(TASK): Filter the data below for the string "icon" and copy each matching line.
::::
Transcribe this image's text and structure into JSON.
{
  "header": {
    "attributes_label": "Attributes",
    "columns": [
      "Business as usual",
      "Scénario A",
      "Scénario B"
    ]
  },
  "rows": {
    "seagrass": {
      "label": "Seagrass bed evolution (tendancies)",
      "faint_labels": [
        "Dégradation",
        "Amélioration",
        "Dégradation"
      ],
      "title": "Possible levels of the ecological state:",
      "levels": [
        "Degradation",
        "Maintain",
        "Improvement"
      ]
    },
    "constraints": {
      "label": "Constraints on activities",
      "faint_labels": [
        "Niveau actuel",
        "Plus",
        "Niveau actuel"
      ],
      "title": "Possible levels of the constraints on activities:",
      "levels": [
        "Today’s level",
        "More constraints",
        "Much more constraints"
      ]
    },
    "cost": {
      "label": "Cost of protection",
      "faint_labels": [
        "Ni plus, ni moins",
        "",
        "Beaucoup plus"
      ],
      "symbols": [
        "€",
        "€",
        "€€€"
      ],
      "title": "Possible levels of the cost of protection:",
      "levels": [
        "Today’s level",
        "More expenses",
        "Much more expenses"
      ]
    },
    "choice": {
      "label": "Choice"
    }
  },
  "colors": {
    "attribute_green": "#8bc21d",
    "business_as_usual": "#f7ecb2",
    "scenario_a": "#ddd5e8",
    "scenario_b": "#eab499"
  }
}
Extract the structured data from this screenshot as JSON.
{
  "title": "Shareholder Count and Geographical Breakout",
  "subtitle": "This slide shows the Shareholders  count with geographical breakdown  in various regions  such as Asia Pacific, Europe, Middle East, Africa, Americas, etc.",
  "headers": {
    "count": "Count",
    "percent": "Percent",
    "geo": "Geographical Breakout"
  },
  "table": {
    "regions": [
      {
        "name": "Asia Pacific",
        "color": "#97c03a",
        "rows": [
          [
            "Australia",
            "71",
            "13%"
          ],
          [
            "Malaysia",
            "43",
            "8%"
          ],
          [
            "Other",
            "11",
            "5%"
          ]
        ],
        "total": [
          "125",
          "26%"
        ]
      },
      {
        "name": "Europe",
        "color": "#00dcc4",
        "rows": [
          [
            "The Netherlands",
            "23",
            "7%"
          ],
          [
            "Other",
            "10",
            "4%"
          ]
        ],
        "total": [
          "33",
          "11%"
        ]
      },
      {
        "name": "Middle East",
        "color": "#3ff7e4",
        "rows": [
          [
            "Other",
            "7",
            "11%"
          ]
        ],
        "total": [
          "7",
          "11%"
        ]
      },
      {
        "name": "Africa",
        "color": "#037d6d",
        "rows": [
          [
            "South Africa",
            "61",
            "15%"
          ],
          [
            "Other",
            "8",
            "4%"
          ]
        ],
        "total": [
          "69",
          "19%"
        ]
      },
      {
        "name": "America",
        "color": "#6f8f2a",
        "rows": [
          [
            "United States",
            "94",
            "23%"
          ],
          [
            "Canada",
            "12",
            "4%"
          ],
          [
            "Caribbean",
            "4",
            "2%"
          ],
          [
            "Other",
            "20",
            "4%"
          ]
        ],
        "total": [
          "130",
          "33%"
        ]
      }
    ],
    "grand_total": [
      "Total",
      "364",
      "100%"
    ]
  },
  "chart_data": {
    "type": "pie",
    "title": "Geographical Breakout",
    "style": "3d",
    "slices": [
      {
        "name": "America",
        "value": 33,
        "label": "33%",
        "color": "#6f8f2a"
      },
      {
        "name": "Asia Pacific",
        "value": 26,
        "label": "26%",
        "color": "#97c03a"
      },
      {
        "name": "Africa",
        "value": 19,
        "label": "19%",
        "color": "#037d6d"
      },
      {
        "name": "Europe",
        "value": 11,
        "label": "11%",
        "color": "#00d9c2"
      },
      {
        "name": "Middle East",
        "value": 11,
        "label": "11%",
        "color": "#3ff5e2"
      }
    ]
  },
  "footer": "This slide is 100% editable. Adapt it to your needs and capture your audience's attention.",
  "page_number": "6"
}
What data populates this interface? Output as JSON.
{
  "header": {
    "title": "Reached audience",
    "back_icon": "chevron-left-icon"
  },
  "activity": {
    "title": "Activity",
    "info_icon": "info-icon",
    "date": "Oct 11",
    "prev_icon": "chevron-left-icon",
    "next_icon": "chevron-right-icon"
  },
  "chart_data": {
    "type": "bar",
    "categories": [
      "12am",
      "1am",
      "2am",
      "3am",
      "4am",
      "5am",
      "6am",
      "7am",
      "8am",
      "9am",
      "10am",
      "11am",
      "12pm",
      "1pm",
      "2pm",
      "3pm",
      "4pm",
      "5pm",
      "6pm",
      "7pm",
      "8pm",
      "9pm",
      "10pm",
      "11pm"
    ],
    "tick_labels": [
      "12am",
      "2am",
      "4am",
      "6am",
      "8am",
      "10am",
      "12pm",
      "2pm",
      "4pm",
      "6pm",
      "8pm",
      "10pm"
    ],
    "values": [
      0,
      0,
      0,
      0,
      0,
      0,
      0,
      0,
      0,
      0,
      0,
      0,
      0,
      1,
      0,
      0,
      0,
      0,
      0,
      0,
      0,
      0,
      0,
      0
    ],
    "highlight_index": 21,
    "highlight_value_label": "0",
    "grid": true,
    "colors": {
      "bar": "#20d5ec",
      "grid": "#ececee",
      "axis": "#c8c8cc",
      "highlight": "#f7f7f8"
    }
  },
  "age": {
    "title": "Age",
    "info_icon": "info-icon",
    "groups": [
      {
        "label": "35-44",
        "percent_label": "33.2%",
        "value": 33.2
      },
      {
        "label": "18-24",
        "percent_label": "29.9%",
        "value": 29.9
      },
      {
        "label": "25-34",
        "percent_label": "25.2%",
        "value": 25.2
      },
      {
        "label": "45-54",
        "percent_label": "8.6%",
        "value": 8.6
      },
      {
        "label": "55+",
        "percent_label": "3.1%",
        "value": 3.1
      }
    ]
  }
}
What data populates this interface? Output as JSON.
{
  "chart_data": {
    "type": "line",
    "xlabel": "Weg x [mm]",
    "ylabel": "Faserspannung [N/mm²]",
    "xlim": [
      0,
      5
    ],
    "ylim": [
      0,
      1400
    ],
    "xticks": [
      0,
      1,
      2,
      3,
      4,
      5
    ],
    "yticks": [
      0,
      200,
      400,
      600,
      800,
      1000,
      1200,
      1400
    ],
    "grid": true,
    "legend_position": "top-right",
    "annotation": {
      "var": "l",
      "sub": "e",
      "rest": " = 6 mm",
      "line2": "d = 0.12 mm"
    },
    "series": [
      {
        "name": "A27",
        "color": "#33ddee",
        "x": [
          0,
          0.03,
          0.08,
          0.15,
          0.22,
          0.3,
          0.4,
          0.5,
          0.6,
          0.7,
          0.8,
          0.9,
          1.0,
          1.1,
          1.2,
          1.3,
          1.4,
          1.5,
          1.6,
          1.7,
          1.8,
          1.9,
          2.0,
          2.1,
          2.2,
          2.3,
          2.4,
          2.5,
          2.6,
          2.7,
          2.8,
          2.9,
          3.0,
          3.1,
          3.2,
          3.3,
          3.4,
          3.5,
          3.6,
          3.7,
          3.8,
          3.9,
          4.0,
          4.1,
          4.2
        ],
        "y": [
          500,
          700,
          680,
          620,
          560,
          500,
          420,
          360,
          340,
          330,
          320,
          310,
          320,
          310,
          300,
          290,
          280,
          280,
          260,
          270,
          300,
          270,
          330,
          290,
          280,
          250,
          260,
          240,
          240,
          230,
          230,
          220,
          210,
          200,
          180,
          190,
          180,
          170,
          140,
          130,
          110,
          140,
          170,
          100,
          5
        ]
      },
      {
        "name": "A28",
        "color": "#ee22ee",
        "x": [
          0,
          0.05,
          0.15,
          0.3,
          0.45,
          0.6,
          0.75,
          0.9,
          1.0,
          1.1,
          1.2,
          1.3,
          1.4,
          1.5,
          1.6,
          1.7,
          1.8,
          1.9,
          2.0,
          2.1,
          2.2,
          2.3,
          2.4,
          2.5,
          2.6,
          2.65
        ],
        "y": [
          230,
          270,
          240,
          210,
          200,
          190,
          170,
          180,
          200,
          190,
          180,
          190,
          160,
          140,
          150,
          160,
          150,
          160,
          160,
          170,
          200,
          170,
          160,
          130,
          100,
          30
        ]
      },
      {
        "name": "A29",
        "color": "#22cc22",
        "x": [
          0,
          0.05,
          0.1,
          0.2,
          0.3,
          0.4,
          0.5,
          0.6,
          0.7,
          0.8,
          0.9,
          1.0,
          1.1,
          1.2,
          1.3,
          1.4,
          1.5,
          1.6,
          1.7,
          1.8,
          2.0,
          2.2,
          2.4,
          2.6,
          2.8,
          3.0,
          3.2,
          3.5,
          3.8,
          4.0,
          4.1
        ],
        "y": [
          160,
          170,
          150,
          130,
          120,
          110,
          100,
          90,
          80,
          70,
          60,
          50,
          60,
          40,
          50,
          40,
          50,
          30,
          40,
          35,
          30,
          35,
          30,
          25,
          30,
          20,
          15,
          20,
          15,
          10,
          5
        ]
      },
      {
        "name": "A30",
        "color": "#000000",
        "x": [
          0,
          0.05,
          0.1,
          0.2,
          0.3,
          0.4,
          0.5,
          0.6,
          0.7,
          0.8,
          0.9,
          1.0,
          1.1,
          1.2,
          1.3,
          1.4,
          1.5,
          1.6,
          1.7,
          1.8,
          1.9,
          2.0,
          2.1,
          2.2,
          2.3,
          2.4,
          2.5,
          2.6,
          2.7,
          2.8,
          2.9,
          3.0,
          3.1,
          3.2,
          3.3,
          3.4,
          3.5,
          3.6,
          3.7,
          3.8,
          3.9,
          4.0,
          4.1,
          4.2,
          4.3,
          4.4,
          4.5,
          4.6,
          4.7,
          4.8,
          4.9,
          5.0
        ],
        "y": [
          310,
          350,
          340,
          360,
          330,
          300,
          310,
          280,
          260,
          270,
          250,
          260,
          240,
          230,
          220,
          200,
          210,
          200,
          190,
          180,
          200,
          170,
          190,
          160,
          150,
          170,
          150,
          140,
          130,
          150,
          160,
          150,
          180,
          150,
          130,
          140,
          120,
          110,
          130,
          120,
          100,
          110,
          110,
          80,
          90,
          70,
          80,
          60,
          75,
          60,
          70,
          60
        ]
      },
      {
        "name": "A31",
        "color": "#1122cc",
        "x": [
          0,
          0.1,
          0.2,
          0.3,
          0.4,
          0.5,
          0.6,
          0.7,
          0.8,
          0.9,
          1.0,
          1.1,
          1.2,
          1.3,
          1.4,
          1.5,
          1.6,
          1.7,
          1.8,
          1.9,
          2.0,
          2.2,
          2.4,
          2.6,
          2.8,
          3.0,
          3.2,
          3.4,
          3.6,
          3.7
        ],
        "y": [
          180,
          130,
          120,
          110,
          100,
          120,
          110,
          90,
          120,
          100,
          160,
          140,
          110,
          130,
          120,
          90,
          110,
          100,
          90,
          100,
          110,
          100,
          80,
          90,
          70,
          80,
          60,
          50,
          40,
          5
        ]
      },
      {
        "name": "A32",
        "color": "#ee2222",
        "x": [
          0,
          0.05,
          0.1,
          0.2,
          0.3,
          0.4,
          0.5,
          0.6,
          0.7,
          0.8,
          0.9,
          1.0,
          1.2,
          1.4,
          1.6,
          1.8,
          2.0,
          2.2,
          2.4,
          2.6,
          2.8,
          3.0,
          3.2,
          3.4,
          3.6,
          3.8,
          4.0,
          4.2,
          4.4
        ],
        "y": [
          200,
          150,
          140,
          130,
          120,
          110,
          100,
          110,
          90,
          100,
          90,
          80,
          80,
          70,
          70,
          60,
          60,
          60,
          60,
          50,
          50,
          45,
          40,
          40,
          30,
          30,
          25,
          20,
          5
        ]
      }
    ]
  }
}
::::
(THE ANSWER):
    "back_icon": "chevron-left-icon"
    "info_icon": "info-icon",
    "prev_icon": "chevron-left-icon",
    "next_icon": "chevron-right-icon"
    "info_icon": "info-icon",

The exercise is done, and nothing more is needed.